*Directions:* The listing below must be repeated word for word, with its images excluded.

*Data supplied:*
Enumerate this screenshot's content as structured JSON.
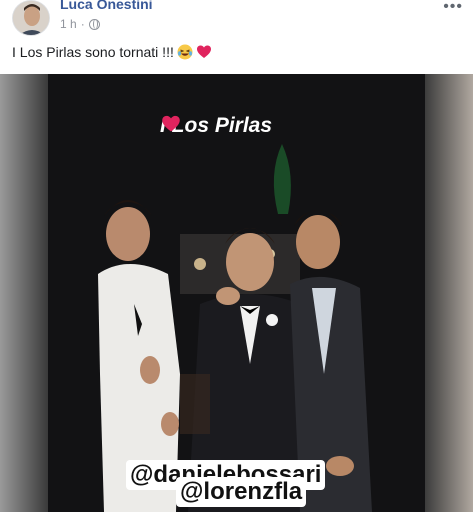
{
  "post": {
    "author": "Luca Onestini",
    "time": "1 h",
    "privacy_icon": "globe-icon",
    "more_icon": "more-horizontal-icon",
    "text": "I Los Pirlas sono tornati !!!",
    "emojis": [
      "laughing-tears-emoji",
      "heart-emoji"
    ]
  },
  "media": {
    "story_title": "I Los Pirlas",
    "title_icon": "heart-emoji",
    "mentions": [
      "@danielebossari",
      "@lorenzfla"
    ]
  },
  "colors": {
    "author_link": "#385898",
    "meta_text": "#90949c",
    "heart": "#e0245e",
    "media_bg": "#111111"
  }
}
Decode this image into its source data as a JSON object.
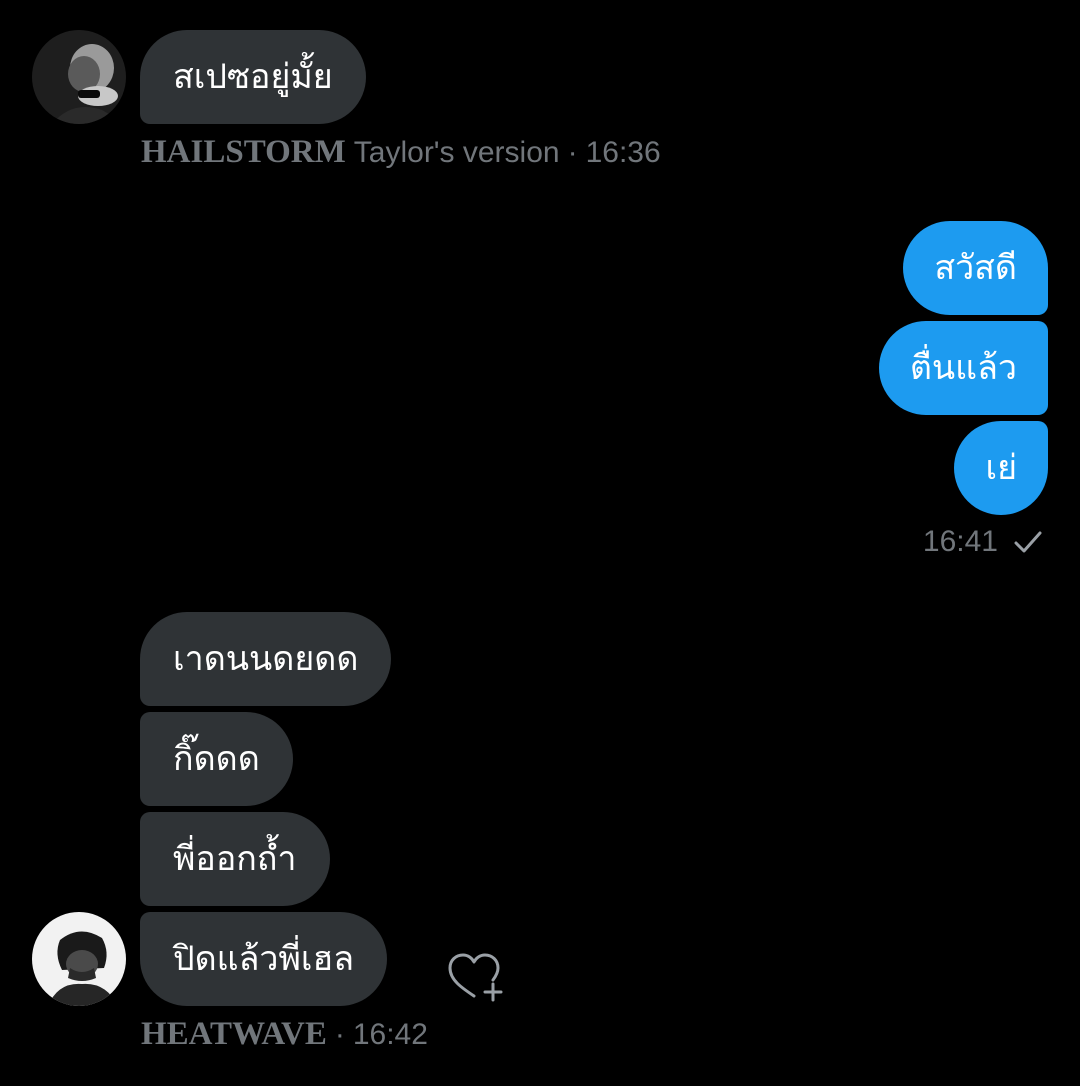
{
  "conversation": {
    "group1": {
      "messages": [
        "สเปซอยู่มั้ย"
      ],
      "sender_name": "HAILSTORM",
      "sender_suffix": "Taylor's version",
      "separator": "·",
      "time": "16:36"
    },
    "group2": {
      "messages": [
        "สวัสดี",
        "ตื่นแล้ว",
        "เย่"
      ],
      "time": "16:41",
      "status_icon": "checkmark-icon"
    },
    "group3": {
      "messages": [
        "เาดนนดยดด",
        "กิ๊ดดด",
        "พี่ออกถ้ำ",
        "ปิดแล้วพี่เฮล"
      ],
      "sender_name": "HEATWAVE",
      "separator": "·",
      "time": "16:42",
      "reaction_icon": "heart-plus-icon"
    }
  },
  "colors": {
    "background": "#000000",
    "incoming_bubble": "#2f3336",
    "outgoing_bubble": "#1d9bf0",
    "meta_text": "#71767b"
  }
}
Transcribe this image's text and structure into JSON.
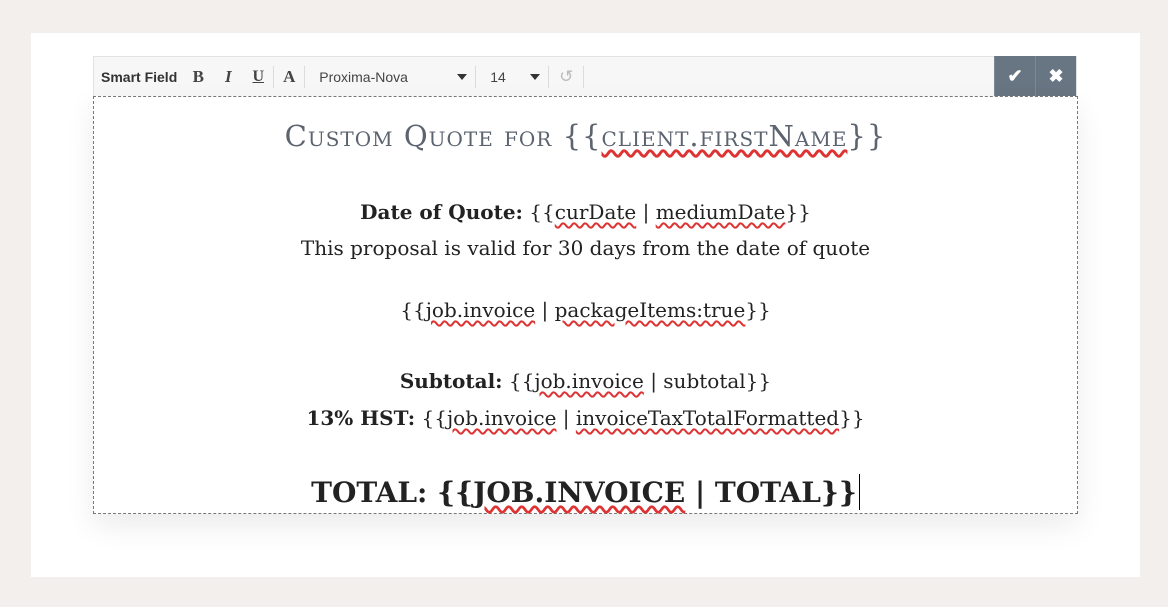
{
  "toolbar": {
    "smart_field": "Smart Field",
    "bold": "B",
    "italic": "I",
    "underline": "U",
    "font_color": "A",
    "font_family": "Proxima-Nova",
    "font_size": "14",
    "undo": "↺",
    "confirm": "✔",
    "close": "✖"
  },
  "document": {
    "title_prefix": "Custom Quote for {{",
    "title_var": "client.firstName",
    "title_suffix": "}}",
    "date_label": "Date of Quote:",
    "date_open": " {{",
    "date_var1": "curDate",
    "date_mid": " | ",
    "date_var2": "mediumDate",
    "date_close": "}}",
    "validity": "This proposal is valid for 30 days from the date of quote",
    "items_open": "{{",
    "items_var1": "job.invoice",
    "items_mid": " | ",
    "items_var2": "packageItems:true",
    "items_close": "}}",
    "subtotal_label": "Subtotal:",
    "subtotal_open": " {{",
    "subtotal_var": "job.invoice",
    "subtotal_rest": " | subtotal}}",
    "hst_label": "13% HST:",
    "hst_open": " {{",
    "hst_var1": "job.invoice",
    "hst_mid": " | ",
    "hst_var2": "invoiceTaxTotalFormatted",
    "hst_close": "}}",
    "total_prefix": "TOTAL: {{",
    "total_var": "JOB.INVOICE",
    "total_rest": " | TOTAL}}"
  },
  "colors": {
    "action_bg": "#687582",
    "title": "#5c6470",
    "spellcheck": "#dd3333"
  }
}
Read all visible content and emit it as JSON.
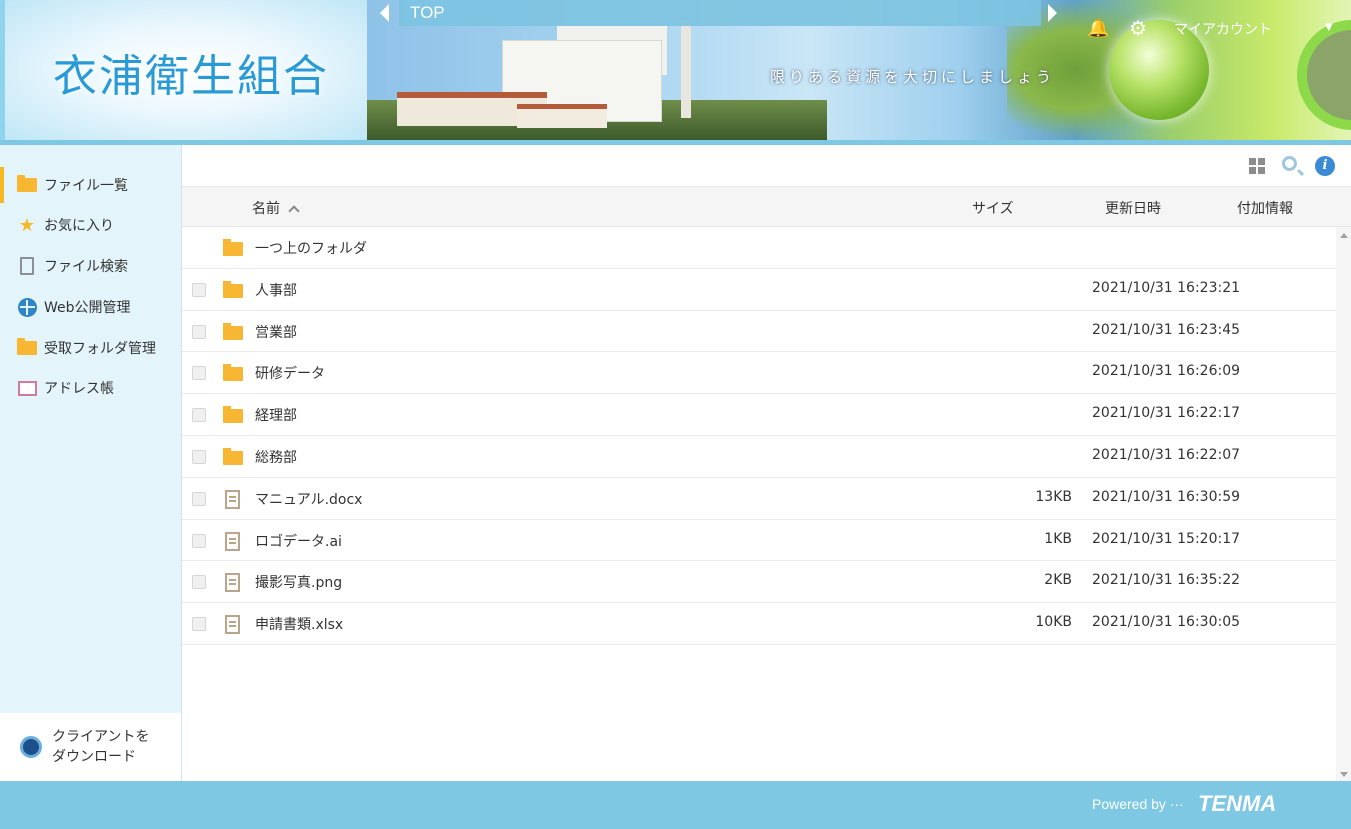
{
  "header": {
    "org_name": "衣浦衛生組合",
    "slogan": "限りある資源を大切にしましょう",
    "breadcrumb": "TOP",
    "account_label": "マイアカウント"
  },
  "sidebar": {
    "items": [
      {
        "label": "ファイル一覧",
        "icon": "folder-icon",
        "active": true
      },
      {
        "label": "お気に入り",
        "icon": "star-icon"
      },
      {
        "label": "ファイル検索",
        "icon": "search-document-icon"
      },
      {
        "label": "Web公開管理",
        "icon": "globe-icon"
      },
      {
        "label": "受取フォルダ管理",
        "icon": "shared-folder-icon"
      },
      {
        "label": "アドレス帳",
        "icon": "address-card-icon"
      }
    ],
    "download_label_line1": "クライアントを",
    "download_label_line2": "ダウンロード"
  },
  "table": {
    "columns": {
      "name": "名前",
      "size": "サイズ",
      "updated": "更新日時",
      "extra": "付加情報"
    },
    "parent_folder": "一つ上のフォルダ",
    "rows": [
      {
        "name": "人事部",
        "type": "folder",
        "size": "",
        "updated": "2021/10/31 16:23:21"
      },
      {
        "name": "営業部",
        "type": "folder",
        "size": "",
        "updated": "2021/10/31 16:23:45"
      },
      {
        "name": "研修データ",
        "type": "folder",
        "size": "",
        "updated": "2021/10/31 16:26:09"
      },
      {
        "name": "経理部",
        "type": "folder",
        "size": "",
        "updated": "2021/10/31 16:22:17"
      },
      {
        "name": "総務部",
        "type": "folder",
        "size": "",
        "updated": "2021/10/31 16:22:07"
      },
      {
        "name": "マニュアル.docx",
        "type": "file",
        "size": "13KB",
        "updated": "2021/10/31 16:30:59"
      },
      {
        "name": "ロゴデータ.ai",
        "type": "file",
        "size": "1KB",
        "updated": "2021/10/31 15:20:17"
      },
      {
        "name": "撮影写真.png",
        "type": "file",
        "size": "2KB",
        "updated": "2021/10/31 16:35:22"
      },
      {
        "name": "申請書類.xlsx",
        "type": "file",
        "size": "10KB",
        "updated": "2021/10/31 16:30:05"
      }
    ]
  },
  "footer": {
    "powered_by": "Powered by ···",
    "brand": "TENMA"
  },
  "colors": {
    "accent": "#7ec8e3",
    "sidebar_bg": "#e3f4fb",
    "folder": "#f7b733",
    "active_marker": "#f5b823"
  }
}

*Result:*
Enumerate this screenshot's content as structured JSON.
{
  "post": {
    "author": "Luca Onestini",
    "time": "1 h",
    "privacy_icon": "globe-icon",
    "more_icon": "more-horizontal-icon",
    "text": "I Los Pirlas sono tornati !!!",
    "emojis": [
      "laughing-tears-emoji",
      "heart-emoji"
    ]
  },
  "media": {
    "story_title": "I Los Pirlas",
    "title_icon": "heart-emoji",
    "mentions": [
      "@danielebossari",
      "@lorenzfla"
    ]
  },
  "colors": {
    "author_link": "#385898",
    "meta_text": "#90949c",
    "heart": "#e0245e",
    "media_bg": "#111111"
  }
}
Decode this image into its source data as a JSON object.
{
  "conversation": {
    "group1": {
      "messages": [
        "สเปซอยู่มั้ย"
      ],
      "sender_name": "HAILSTORM",
      "sender_suffix": "Taylor's version",
      "separator": "·",
      "time": "16:36"
    },
    "group2": {
      "messages": [
        "สวัสดี",
        "ตื่นแล้ว",
        "เย่"
      ],
      "time": "16:41",
      "status_icon": "checkmark-icon"
    },
    "group3": {
      "messages": [
        "เาดนนดยดด",
        "กิ๊ดดด",
        "พี่ออกถ้ำ",
        "ปิดแล้วพี่เฮล"
      ],
      "sender_name": "HEATWAVE",
      "separator": "·",
      "time": "16:42",
      "reaction_icon": "heart-plus-icon"
    }
  },
  "colors": {
    "background": "#000000",
    "incoming_bubble": "#2f3336",
    "outgoing_bubble": "#1d9bf0",
    "meta_text": "#71767b"
  }
}
Transcribe this image's text and structure into JSON.
{
  "toolbar": {
    "smart_field": "Smart Field",
    "bold": "B",
    "italic": "I",
    "underline": "U",
    "font_color": "A",
    "font_family": "Proxima-Nova",
    "font_size": "14",
    "undo": "↺",
    "confirm": "✔",
    "close": "✖"
  },
  "document": {
    "title_prefix": "Custom Quote for {{",
    "title_var": "client.firstName",
    "title_suffix": "}}",
    "date_label": "Date of Quote:",
    "date_open": " {{",
    "date_var1": "curDate",
    "date_mid": " | ",
    "date_var2": "mediumDate",
    "date_close": "}}",
    "validity": "This proposal is valid for 30 days from the date of quote",
    "items_open": "{{",
    "items_var1": "job.invoice",
    "items_mid": " | ",
    "items_var2": "packageItems:true",
    "items_close": "}}",
    "subtotal_label": "Subtotal:",
    "subtotal_open": " {{",
    "subtotal_var": "job.invoice",
    "subtotal_rest": " | subtotal}}",
    "hst_label": "13% HST:",
    "hst_open": " {{",
    "hst_var1": "job.invoice",
    "hst_mid": " | ",
    "hst_var2": "invoiceTaxTotalFormatted",
    "hst_close": "}}",
    "total_prefix": "TOTAL: {{",
    "total_var": "JOB.INVOICE",
    "total_rest": " | TOTAL}}"
  },
  "colors": {
    "action_bg": "#687582",
    "title": "#5c6470",
    "spellcheck": "#dd3333"
  }
}
Read all visible content and emit it as JSON.
{
  "header": {
    "org_name": "衣浦衛生組合",
    "slogan": "限りある資源を大切にしましょう",
    "breadcrumb": "TOP",
    "account_label": "マイアカウント"
  },
  "sidebar": {
    "items": [
      {
        "label": "ファイル一覧",
        "icon": "folder-icon",
        "active": true
      },
      {
        "label": "お気に入り",
        "icon": "star-icon"
      },
      {
        "label": "ファイル検索",
        "icon": "search-document-icon"
      },
      {
        "label": "Web公開管理",
        "icon": "globe-icon"
      },
      {
        "label": "受取フォルダ管理",
        "icon": "shared-folder-icon"
      },
      {
        "label": "アドレス帳",
        "icon": "address-card-icon"
      }
    ],
    "download_label_line1": "クライアントを",
    "download_label_line2": "ダウンロード"
  },
  "table": {
    "columns": {
      "name": "名前",
      "size": "サイズ",
      "updated": "更新日時",
      "extra": "付加情報"
    },
    "parent_folder": "一つ上のフォルダ",
    "rows": [
      {
        "name": "人事部",
        "type": "folder",
        "size": "",
        "updated": "2021/10/31 16:23:21"
      },
      {
        "name": "営業部",
        "type": "folder",
        "size": "",
        "updated": "2021/10/31 16:23:45"
      },
      {
        "name": "研修データ",
        "type": "folder",
        "size": "",
        "updated": "2021/10/31 16:26:09"
      },
      {
        "name": "経理部",
        "type": "folder",
        "size": "",
        "updated": "2021/10/31 16:22:17"
      },
      {
        "name": "総務部",
        "type": "folder",
        "size": "",
        "updated": "2021/10/31 16:22:07"
      },
      {
        "name": "マニュアル.docx",
        "type": "file",
        "size": "13KB",
        "updated": "2021/10/31 16:30:59"
      },
      {
        "name": "ロゴデータ.ai",
        "type": "file",
        "size": "1KB",
        "updated": "2021/10/31 15:20:17"
      },
      {
        "name": "撮影写真.png",
        "type": "file",
        "size": "2KB",
        "updated": "2021/10/31 16:35:22"
      },
      {
        "name": "申請書類.xlsx",
        "type": "file",
        "size": "10KB",
        "updated": "2021/10/31 16:30:05"
      }
    ]
  },
  "footer": {
    "powered_by": "Powered by ···",
    "brand": "TENMA"
  },
  "colors": {
    "accent": "#7ec8e3",
    "sidebar_bg": "#e3f4fb",
    "folder": "#f7b733",
    "active_marker": "#f5b823"
  }
}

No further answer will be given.